▸ **Material to process**
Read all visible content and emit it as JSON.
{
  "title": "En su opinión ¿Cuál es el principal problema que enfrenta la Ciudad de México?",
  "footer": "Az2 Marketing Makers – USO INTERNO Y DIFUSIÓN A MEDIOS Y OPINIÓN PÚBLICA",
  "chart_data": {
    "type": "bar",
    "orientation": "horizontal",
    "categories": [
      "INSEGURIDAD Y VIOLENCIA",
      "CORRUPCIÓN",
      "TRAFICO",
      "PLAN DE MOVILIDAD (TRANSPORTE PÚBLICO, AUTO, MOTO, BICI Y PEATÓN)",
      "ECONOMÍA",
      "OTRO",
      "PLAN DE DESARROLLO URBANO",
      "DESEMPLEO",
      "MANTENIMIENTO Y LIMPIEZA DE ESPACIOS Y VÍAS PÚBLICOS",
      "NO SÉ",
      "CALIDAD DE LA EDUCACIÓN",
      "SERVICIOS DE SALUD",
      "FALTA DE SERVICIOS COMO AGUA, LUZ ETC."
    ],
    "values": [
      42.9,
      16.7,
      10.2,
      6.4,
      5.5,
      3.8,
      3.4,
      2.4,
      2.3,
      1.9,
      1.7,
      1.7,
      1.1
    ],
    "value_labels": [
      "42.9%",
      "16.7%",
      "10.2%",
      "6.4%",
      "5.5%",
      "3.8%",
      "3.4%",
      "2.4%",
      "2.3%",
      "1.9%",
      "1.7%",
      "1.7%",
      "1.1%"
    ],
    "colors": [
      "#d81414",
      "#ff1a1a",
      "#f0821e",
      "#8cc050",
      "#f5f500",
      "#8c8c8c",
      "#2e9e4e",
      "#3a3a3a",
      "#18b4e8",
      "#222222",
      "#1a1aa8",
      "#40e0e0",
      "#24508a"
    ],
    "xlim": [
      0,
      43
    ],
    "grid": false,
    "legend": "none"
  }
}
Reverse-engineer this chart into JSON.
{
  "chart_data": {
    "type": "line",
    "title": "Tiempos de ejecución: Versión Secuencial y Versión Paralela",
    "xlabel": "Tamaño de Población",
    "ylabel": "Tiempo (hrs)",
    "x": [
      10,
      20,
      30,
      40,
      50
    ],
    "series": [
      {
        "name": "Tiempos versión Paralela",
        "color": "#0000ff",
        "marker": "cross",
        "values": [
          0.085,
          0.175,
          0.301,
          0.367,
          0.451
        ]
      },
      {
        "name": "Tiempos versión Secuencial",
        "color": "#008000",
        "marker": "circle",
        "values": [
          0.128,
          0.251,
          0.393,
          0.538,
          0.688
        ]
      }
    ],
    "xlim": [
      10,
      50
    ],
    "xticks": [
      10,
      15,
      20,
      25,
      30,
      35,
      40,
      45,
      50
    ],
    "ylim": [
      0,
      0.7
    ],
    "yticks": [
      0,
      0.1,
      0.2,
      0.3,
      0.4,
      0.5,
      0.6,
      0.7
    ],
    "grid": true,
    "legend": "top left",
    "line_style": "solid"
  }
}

* * *

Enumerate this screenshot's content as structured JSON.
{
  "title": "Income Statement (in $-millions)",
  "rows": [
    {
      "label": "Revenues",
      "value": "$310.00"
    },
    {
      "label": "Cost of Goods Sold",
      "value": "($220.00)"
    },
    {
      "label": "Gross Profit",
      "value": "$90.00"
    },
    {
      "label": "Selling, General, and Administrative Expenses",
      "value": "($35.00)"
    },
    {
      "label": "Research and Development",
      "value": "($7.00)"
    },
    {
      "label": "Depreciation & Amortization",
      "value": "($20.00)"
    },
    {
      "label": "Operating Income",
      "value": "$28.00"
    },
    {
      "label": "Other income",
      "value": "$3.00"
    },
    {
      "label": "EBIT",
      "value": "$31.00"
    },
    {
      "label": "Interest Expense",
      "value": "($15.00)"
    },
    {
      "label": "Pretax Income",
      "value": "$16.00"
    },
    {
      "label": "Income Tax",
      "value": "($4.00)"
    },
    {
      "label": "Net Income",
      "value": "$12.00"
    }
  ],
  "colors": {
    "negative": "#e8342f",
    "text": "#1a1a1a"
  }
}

==

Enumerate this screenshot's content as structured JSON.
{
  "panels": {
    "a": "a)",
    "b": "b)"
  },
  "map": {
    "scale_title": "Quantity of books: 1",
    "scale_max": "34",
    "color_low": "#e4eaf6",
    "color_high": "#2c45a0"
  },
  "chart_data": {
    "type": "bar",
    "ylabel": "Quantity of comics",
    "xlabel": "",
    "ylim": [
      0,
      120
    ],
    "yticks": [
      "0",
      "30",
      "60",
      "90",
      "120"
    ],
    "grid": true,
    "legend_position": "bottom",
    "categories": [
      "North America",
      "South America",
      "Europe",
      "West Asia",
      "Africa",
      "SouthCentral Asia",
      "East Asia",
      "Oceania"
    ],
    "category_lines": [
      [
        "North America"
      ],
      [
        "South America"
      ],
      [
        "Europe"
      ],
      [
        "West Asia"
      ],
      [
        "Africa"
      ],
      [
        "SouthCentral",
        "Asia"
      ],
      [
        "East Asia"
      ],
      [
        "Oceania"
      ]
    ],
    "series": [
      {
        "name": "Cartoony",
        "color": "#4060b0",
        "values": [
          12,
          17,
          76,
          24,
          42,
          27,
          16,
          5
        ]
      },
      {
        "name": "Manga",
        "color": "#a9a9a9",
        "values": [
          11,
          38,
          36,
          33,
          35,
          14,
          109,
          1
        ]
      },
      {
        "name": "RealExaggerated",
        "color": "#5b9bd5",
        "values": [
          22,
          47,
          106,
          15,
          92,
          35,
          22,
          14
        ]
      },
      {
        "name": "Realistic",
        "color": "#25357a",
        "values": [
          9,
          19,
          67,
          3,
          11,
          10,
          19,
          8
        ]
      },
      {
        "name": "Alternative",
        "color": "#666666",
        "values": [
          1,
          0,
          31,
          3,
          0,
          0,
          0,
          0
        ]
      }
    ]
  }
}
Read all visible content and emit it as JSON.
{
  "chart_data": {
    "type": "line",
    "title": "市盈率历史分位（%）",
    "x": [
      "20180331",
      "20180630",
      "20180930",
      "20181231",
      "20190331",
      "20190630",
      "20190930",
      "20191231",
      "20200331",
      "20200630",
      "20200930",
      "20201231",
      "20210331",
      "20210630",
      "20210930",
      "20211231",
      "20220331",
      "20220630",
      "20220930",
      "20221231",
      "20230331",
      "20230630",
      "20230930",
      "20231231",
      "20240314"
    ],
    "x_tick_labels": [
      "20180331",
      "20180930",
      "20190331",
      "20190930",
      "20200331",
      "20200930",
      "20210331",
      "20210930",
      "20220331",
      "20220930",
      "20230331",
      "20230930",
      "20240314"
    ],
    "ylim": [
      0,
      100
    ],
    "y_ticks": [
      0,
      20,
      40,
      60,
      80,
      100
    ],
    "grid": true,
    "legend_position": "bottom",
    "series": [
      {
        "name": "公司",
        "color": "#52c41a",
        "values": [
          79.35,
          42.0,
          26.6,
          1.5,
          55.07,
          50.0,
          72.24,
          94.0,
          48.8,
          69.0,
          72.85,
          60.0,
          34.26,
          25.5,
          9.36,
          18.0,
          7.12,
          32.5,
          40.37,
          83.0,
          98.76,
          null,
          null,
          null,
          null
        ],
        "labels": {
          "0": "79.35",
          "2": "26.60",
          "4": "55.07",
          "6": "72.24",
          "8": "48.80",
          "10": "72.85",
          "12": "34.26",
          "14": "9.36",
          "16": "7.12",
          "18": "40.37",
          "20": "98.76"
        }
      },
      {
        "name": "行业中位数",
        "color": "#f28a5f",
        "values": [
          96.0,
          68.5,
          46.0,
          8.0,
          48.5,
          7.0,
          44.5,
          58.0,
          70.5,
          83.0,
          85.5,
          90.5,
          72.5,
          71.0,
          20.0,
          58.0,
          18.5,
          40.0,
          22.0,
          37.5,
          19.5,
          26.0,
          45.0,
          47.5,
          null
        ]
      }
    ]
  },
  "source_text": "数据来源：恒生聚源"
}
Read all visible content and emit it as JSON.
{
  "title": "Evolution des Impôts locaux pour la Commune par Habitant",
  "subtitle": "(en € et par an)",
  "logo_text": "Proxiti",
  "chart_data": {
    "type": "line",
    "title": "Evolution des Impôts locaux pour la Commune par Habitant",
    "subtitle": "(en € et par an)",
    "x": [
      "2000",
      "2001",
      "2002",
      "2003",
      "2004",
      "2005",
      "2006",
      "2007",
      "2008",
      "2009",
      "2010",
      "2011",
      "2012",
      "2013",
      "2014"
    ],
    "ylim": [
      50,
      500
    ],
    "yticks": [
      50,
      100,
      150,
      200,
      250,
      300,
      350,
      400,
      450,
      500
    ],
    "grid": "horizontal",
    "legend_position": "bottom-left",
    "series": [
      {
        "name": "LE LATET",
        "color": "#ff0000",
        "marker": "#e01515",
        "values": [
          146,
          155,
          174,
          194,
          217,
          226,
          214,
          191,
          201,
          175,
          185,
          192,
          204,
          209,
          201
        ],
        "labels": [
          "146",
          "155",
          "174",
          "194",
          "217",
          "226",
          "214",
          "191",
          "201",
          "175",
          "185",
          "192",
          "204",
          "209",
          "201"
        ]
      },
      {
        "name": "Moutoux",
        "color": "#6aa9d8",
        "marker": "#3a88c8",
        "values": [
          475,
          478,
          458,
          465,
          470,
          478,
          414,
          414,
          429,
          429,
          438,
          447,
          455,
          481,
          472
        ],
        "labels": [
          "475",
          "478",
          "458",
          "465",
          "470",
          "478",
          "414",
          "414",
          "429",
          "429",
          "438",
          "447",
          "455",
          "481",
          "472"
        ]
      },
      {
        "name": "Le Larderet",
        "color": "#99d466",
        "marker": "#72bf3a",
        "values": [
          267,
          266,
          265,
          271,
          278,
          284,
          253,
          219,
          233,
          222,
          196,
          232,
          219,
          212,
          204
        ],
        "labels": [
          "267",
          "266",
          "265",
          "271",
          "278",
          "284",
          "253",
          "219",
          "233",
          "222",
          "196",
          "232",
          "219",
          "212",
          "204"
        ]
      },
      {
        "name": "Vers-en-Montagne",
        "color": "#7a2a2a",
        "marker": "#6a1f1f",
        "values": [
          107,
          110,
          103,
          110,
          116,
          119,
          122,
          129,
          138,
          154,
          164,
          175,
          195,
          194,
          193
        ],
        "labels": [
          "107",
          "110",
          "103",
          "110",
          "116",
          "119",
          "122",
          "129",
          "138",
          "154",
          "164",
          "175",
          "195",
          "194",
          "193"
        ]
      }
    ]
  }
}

▸ **Short problem**
Wherever "Habitant" shows up in a line, copy that line.

▸ **Answer below**
  "title": "Evolution des Impôts locaux pour la Commune par Habitant",
    "title": "Evolution des Impôts locaux pour la Commune par Habitant",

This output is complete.